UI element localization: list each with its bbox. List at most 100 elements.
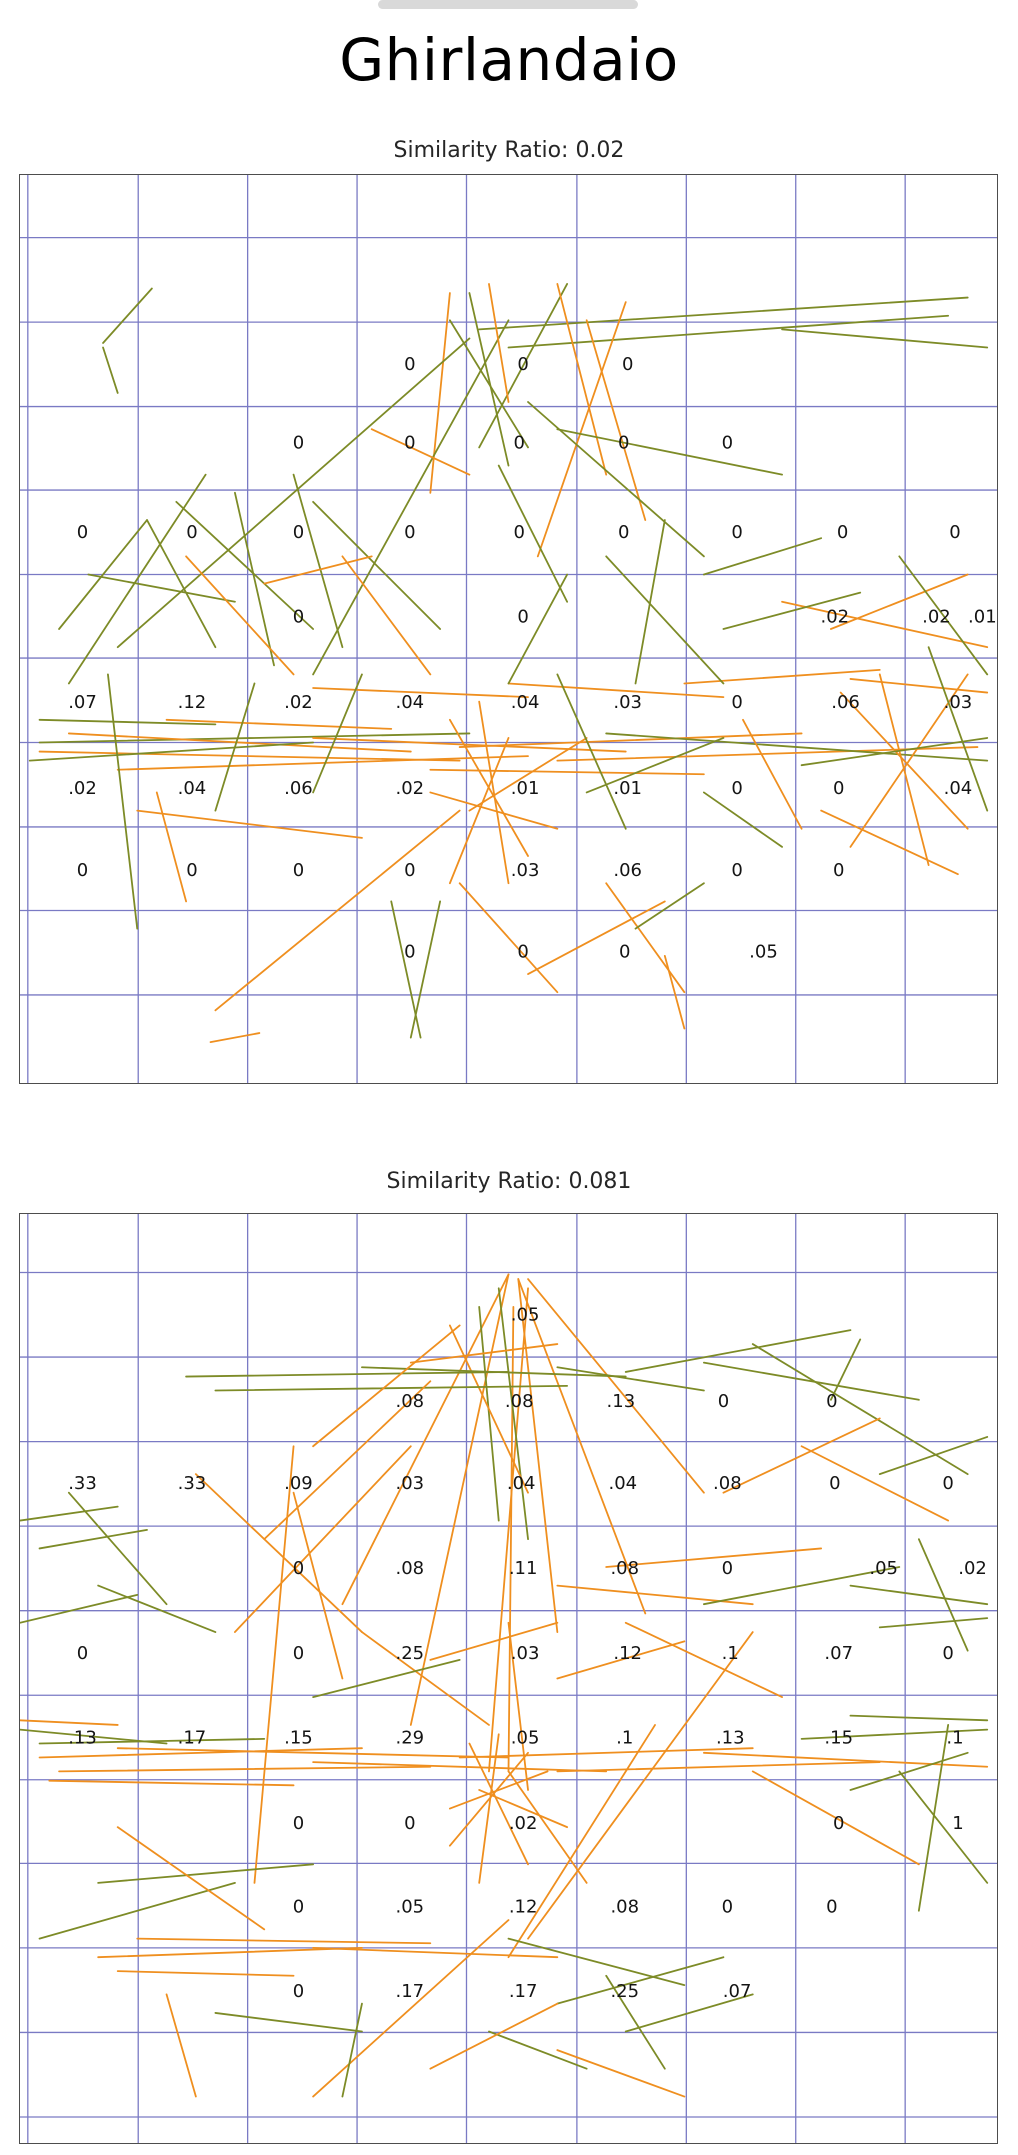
grid-cell-value: 0 [514, 522, 525, 543]
olive-stroke-segment [751, 1343, 969, 1476]
grid-cell-value: 0 [833, 1813, 844, 1834]
orange-stroke-segment [97, 1947, 363, 1959]
orange-stroke-segment [165, 1993, 197, 2098]
olive-stroke-segment [67, 1491, 168, 1606]
orange-stroke-segment [263, 555, 373, 585]
orange-stroke-segment [781, 600, 989, 649]
grid-cell-value: .03 [944, 692, 973, 713]
olive-stroke-segment [703, 1566, 901, 1606]
grid-cell-value: .07 [723, 1981, 752, 2002]
grid-cell-value: 0 [293, 607, 304, 628]
grid-cell-value: 0 [622, 354, 633, 375]
grid-cell-value: 0 [731, 778, 742, 799]
grid-cell-value: .25 [396, 1643, 425, 1664]
plot1-subtitle: Similarity Ratio: 0.02 [393, 138, 625, 163]
orange-stroke-segment [312, 687, 529, 698]
grid-cell-value: 0 [826, 1391, 837, 1412]
grid-cell-value: .02 [396, 778, 425, 799]
grid-cell-value: 0 [833, 860, 844, 881]
olive-stroke-segment [58, 519, 148, 630]
grid-cell-value: 0 [517, 607, 528, 628]
olive-stroke-segment [234, 491, 275, 667]
orange-stroke-segment [67, 732, 412, 753]
olive-stroke-segment [927, 646, 989, 812]
olive-stroke-segment [87, 573, 236, 603]
olive-stroke-segment [409, 900, 442, 1039]
orange-stroke-segment [556, 2049, 686, 2098]
grid-cell-value: .08 [505, 1391, 534, 1412]
orange-stroke-segment [527, 900, 666, 975]
orange-stroke-segment [458, 882, 559, 994]
olive-stroke-segment [341, 2002, 363, 2098]
olive-stroke-segment [703, 791, 783, 848]
olive-stroke-segment [605, 1974, 666, 2070]
grid-cell-value: .08 [396, 1391, 425, 1412]
orange-stroke-segment [507, 1770, 588, 1884]
olive-stroke-segment [38, 732, 471, 744]
scrollbar-thumb[interactable] [378, 0, 638, 9]
grid-cell-value: 0 [77, 860, 88, 881]
orange-stroke-segment [488, 1287, 529, 1773]
olive-stroke-segment [507, 573, 569, 685]
orange-stroke-segment [429, 791, 559, 830]
olive-stroke-segment [507, 1937, 686, 1986]
orange-stroke-segment [527, 1278, 705, 1494]
orange-stroke-segment [165, 718, 393, 730]
grid-cell-value: .06 [831, 692, 860, 713]
olive-stroke-segment [634, 882, 705, 930]
orange-stroke-segment [38, 1747, 363, 1759]
olive-stroke-segment [116, 337, 471, 649]
olive-stroke-segment [703, 537, 823, 576]
olive-stroke-segment [800, 737, 989, 767]
olive-stroke-segment [917, 1724, 950, 1912]
grid-cell-value: .15 [284, 1727, 313, 1748]
orange-stroke-segment [468, 1742, 529, 1866]
orange-stroke-segment [536, 301, 627, 558]
orange-stroke-segment [556, 1640, 686, 1680]
olive-stroke-segment [19, 1505, 119, 1522]
orange-stroke-segment [839, 691, 969, 830]
olive-stroke-segment [556, 673, 627, 830]
grid-cell-value: .04 [511, 692, 540, 713]
orange-stroke-segment [742, 718, 803, 830]
orange-stroke-segment [136, 809, 363, 839]
orange-stroke-segment [517, 1278, 647, 1615]
olive-stroke-segment [312, 673, 363, 794]
grid-cell-value: 0 [517, 942, 528, 963]
grid-cell-value: 0 [731, 860, 742, 881]
grid-cell-value: 1 [952, 1813, 963, 1834]
grid-cell-value: 0 [293, 1813, 304, 1834]
orange-stroke-segment [312, 1761, 608, 1773]
olive-stroke-segment [175, 500, 315, 630]
grid-cell-value: 0 [833, 778, 844, 799]
orange-stroke-segment [292, 1491, 344, 1680]
olive-stroke-segment [830, 1338, 862, 1401]
olive-stroke-segment [703, 1361, 920, 1401]
orange-stroke-segment [234, 1445, 412, 1633]
grid-cell-value: .04 [178, 778, 207, 799]
olive-stroke-segment [292, 473, 344, 649]
grid-cell-value: 0 [404, 942, 415, 963]
olive-stroke-segment [19, 1593, 139, 1624]
orange-stroke-segment [507, 1724, 656, 1959]
grid-cell-value: 0 [293, 432, 304, 453]
grid-cell-value: .08 [610, 1558, 639, 1579]
orange-stroke-segment [194, 1473, 363, 1633]
orange-stroke-segment [507, 1306, 515, 1773]
olive-stroke-segment [97, 1584, 217, 1633]
olive-stroke-segment [507, 314, 950, 349]
orange-stroke-segment [448, 1770, 549, 1810]
plot-canvas: .05 .08 .08 .13 0 0 .33 .33 .09 .03 .04 .04 .08 0 0 0 .0… [19, 1213, 998, 2144]
orange-stroke-segment [468, 737, 588, 812]
orange-stroke-segment [263, 1380, 432, 1541]
olive-stroke-segment [800, 1728, 989, 1740]
olive-stroke-segment [556, 1956, 725, 2005]
grid-cell-value: 0 [619, 942, 630, 963]
orange-stroke-segment [820, 809, 959, 876]
orange-stroke-segment [116, 1747, 510, 1759]
grid-cell-value: .29 [396, 1727, 425, 1748]
grid-cell-value: .13 [607, 1391, 636, 1412]
olive-stroke-segment [849, 1584, 989, 1606]
orange-stroke-segment [663, 954, 686, 1030]
grid-cell-value: .13 [716, 1727, 745, 1748]
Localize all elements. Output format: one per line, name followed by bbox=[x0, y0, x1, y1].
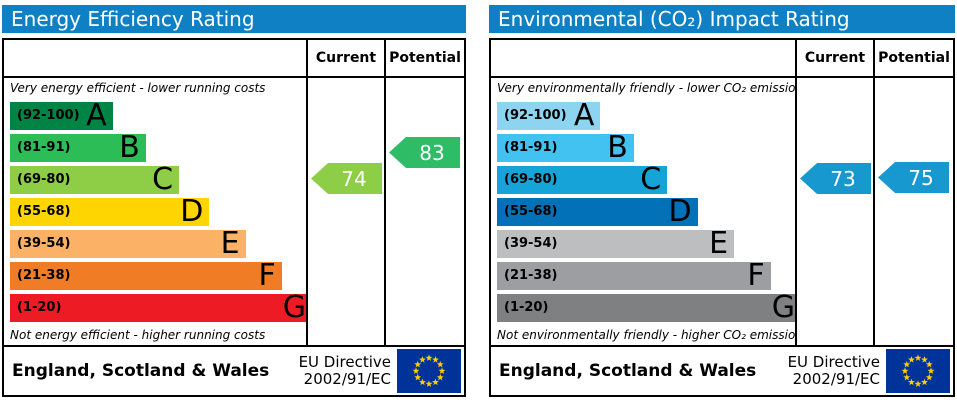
band-letter: C bbox=[640, 161, 662, 197]
band-range: (69-80) bbox=[17, 172, 71, 187]
band-letter: G bbox=[282, 289, 306, 325]
eu-directive-label: EU Directive 2002/91/EC bbox=[787, 352, 885, 389]
band-b: (81-91) B bbox=[497, 129, 634, 165]
current-column-header: Current bbox=[795, 40, 873, 78]
band-g: (1-20) G bbox=[10, 289, 306, 325]
band-g: (1-20) G bbox=[497, 289, 795, 325]
band-range: (39-54) bbox=[17, 236, 71, 251]
band-letter: E bbox=[709, 225, 729, 261]
energy-efficiency-panel: Energy Efficiency Rating Current Potenti… bbox=[2, 5, 466, 397]
band-letter: B bbox=[119, 129, 140, 165]
band-range: (55-68) bbox=[17, 204, 71, 219]
panel-footer: England, Scotland & Wales EU Directive 2… bbox=[491, 345, 953, 395]
band-a: (92-100) A bbox=[10, 97, 113, 133]
band-letter: F bbox=[258, 257, 276, 293]
current-value-cell: 73 bbox=[795, 78, 873, 345]
band-f: (21-38) F bbox=[10, 257, 282, 293]
panel-title: Energy Efficiency Rating bbox=[2, 5, 466, 33]
band-letter: D bbox=[668, 193, 692, 229]
band-range: (39-54) bbox=[504, 236, 558, 251]
band-f: (21-38) F bbox=[497, 257, 771, 293]
current-column-header: Current bbox=[306, 40, 384, 78]
top-caption: Very energy efficient - lower running co… bbox=[10, 81, 266, 95]
top-caption: Very environmentally friendly - lower CO… bbox=[497, 81, 795, 95]
band-d: (55-68) D bbox=[497, 193, 698, 229]
band-range: (21-38) bbox=[504, 268, 558, 283]
rating-scale: Very energy efficient - lower running co… bbox=[4, 78, 306, 345]
energy-rating-table: Current Potential Very energy efficient … bbox=[2, 38, 466, 397]
potential-column-header: Potential bbox=[873, 40, 953, 78]
region-label: England, Scotland & Wales bbox=[12, 361, 270, 381]
rating-scale: Very environmentally friendly - lower CO… bbox=[491, 78, 795, 345]
band-c: (69-80) C bbox=[497, 161, 668, 197]
band-letter: C bbox=[152, 161, 174, 197]
band-e: (39-54) E bbox=[10, 225, 246, 261]
eu-flag-icon bbox=[886, 349, 950, 393]
potential-rating-arrow: 75 bbox=[878, 162, 949, 193]
band-a: (92-100) A bbox=[497, 97, 601, 133]
panel-title: Environmental (CO₂) Impact Rating bbox=[489, 5, 955, 33]
eu-flag-icon bbox=[397, 349, 461, 393]
potential-value-cell: 75 bbox=[873, 78, 953, 345]
rating-bands: (92-100) A (81-91) B (69-80) C (55-68) D bbox=[491, 100, 795, 324]
band-letter: B bbox=[607, 129, 628, 165]
current-rating-arrow: 74 bbox=[311, 163, 382, 194]
eu-directive-line1: EU Directive bbox=[298, 352, 391, 371]
environmental-rating-table: Current Potential Very environmentally f… bbox=[489, 38, 955, 397]
band-range: (81-91) bbox=[504, 140, 558, 155]
band-letter: F bbox=[747, 257, 765, 293]
band-letter: A bbox=[573, 97, 595, 133]
band-range: (55-68) bbox=[504, 204, 558, 219]
region-label: England, Scotland & Wales bbox=[499, 361, 757, 381]
band-letter: G bbox=[771, 289, 795, 325]
eu-directive-line2: 2002/91/EC bbox=[303, 370, 391, 388]
header-spacer-cell bbox=[4, 40, 306, 78]
band-range: (92-100) bbox=[504, 108, 567, 123]
band-d: (55-68) D bbox=[10, 193, 210, 229]
band-letter: D bbox=[180, 193, 204, 229]
band-letter: E bbox=[220, 225, 240, 261]
eu-directive-line1: EU Directive bbox=[787, 352, 880, 371]
potential-value-cell: 83 bbox=[384, 78, 464, 345]
band-range: (21-38) bbox=[17, 268, 71, 283]
band-letter: A bbox=[86, 97, 107, 133]
rating-bands: (92-100) A (81-91) B (69-80) C (55-68) D bbox=[4, 100, 306, 324]
eu-directive-label: EU Directive 2002/91/EC bbox=[298, 352, 396, 389]
band-range: (69-80) bbox=[504, 172, 558, 187]
band-range: (81-91) bbox=[17, 140, 71, 155]
band-e: (39-54) E bbox=[497, 225, 735, 261]
current-rating-arrow: 73 bbox=[800, 163, 871, 194]
potential-column-header: Potential bbox=[384, 40, 464, 78]
eu-directive-line2: 2002/91/EC bbox=[792, 370, 880, 388]
header-spacer-cell bbox=[491, 40, 795, 78]
bottom-caption: Not energy efficient - higher running co… bbox=[10, 328, 266, 342]
environmental-impact-panel: Environmental (CO₂) Impact Rating Curren… bbox=[489, 5, 955, 397]
panel-footer: England, Scotland & Wales EU Directive 2… bbox=[4, 345, 464, 395]
bottom-caption: Not environmentally friendly - higher CO… bbox=[497, 328, 795, 342]
current-value-cell: 74 bbox=[306, 78, 384, 345]
band-b: (81-91) B bbox=[10, 129, 146, 165]
band-c: (69-80) C bbox=[10, 161, 180, 197]
band-range: (1-20) bbox=[17, 300, 62, 315]
potential-rating-arrow: 83 bbox=[389, 137, 460, 168]
band-range: (1-20) bbox=[504, 300, 549, 315]
band-range: (92-100) bbox=[17, 108, 80, 123]
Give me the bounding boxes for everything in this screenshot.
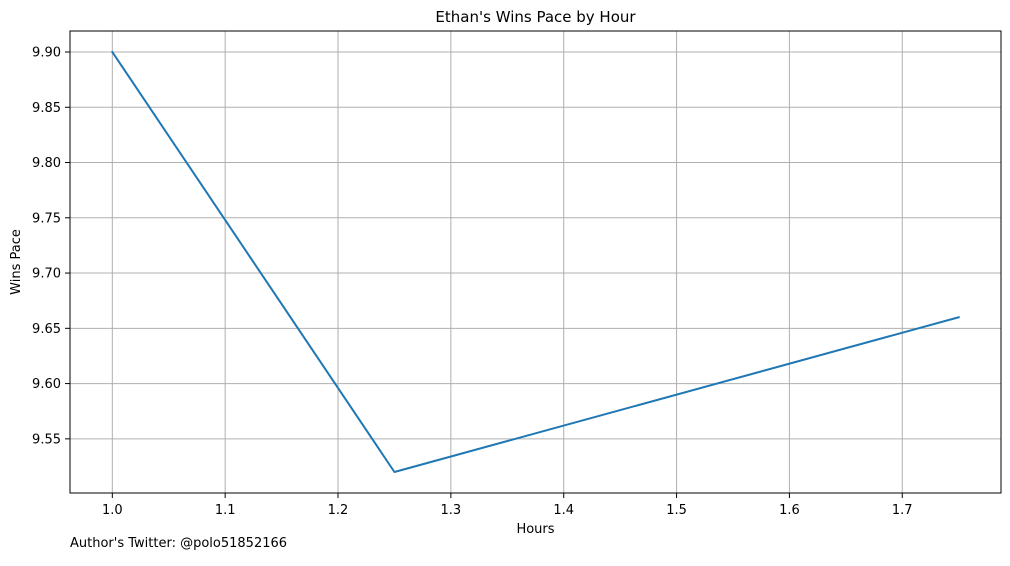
y-tick-label: 9.65 xyxy=(32,322,61,337)
x-tick-label: 1.4 xyxy=(553,503,574,518)
x-tick-label: 1.7 xyxy=(892,503,913,518)
x-axis-label: Hours xyxy=(516,522,554,537)
y-tick-label: 9.55 xyxy=(32,432,61,447)
grid-layer xyxy=(70,31,1001,493)
series-layer xyxy=(110,50,960,473)
x-tick-label: 1.5 xyxy=(666,503,687,518)
x-tick-label: 1.3 xyxy=(441,503,462,518)
y-tick-label: 9.80 xyxy=(32,156,61,171)
plot-frame xyxy=(69,30,1002,494)
x-tick-label: 1.6 xyxy=(779,503,800,518)
y-tick-label: 9.75 xyxy=(32,211,61,226)
series-line-0 xyxy=(110,50,960,473)
y-tick-label: 9.85 xyxy=(32,101,61,116)
y-axis-label: Wins Pace xyxy=(9,229,24,295)
y-tick-label: 9.70 xyxy=(32,267,61,282)
y-tick-label: 9.90 xyxy=(32,46,61,61)
chart-title: Ethan's Wins Pace by Hour xyxy=(435,8,636,26)
x-tick-label: 1.2 xyxy=(328,503,349,518)
tick-layer: 1.0 1.1 1.2 1.3 1.4 1.5 1.6 1.7 9.55 9.60 9.65 9.70… xyxy=(32,46,913,519)
author-credit: Author's Twitter: @polo51852166 xyxy=(70,536,288,551)
y-tick-label: 9.60 xyxy=(32,377,61,392)
x-tick-label: 1.1 xyxy=(215,503,236,518)
x-tick-label: 1.0 xyxy=(102,503,123,518)
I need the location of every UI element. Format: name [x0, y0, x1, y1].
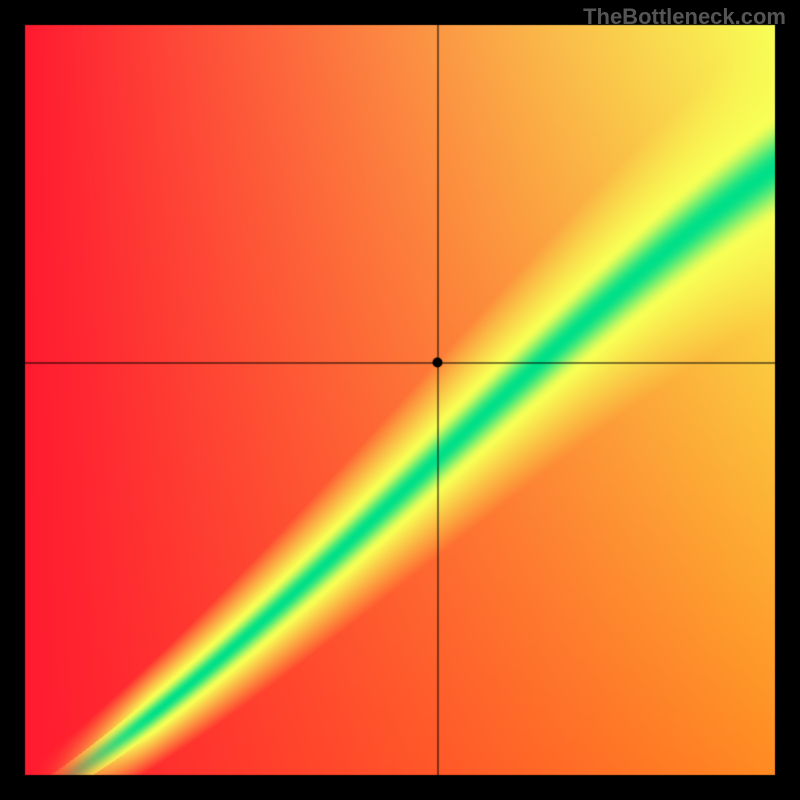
chart-container: TheBottleneck.com [0, 0, 800, 800]
bottleneck-heatmap [0, 0, 800, 800]
watermark-text: TheBottleneck.com [583, 4, 786, 30]
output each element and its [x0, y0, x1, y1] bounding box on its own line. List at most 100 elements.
+++++
**WHAT IS REQUIRED**
Edit the entries from the line holding "grid-cell-value: 0 [514, 522, 525, 543]" through the line holding "grid-cell-value: .25 [396, 1643, 425, 1664]", inclusive, so that "olive-stroke-segment" becomes "green-stroke-segment", and write out only those lines with everything else unchanged.

**ANSWER TO THE TASK**
grid-cell-value: 0 [514, 522, 525, 543]
green-stroke-segment [751, 1343, 969, 1476]
grid-cell-value: 0 [833, 1813, 844, 1834]
orange-stroke-segment [97, 1947, 363, 1959]
orange-stroke-segment [165, 1993, 197, 2098]
green-stroke-segment [67, 1491, 168, 1606]
orange-stroke-segment [263, 555, 373, 585]
orange-stroke-segment [781, 600, 989, 649]
grid-cell-value: .03 [944, 692, 973, 713]
green-stroke-segment [703, 1566, 901, 1606]
grid-cell-value: .07 [723, 1981, 752, 2002]
grid-cell-value: 0 [293, 607, 304, 628]
grid-cell-value: 0 [622, 354, 633, 375]
grid-cell-value: 0 [731, 778, 742, 799]
grid-cell-value: .25 [396, 1643, 425, 1664]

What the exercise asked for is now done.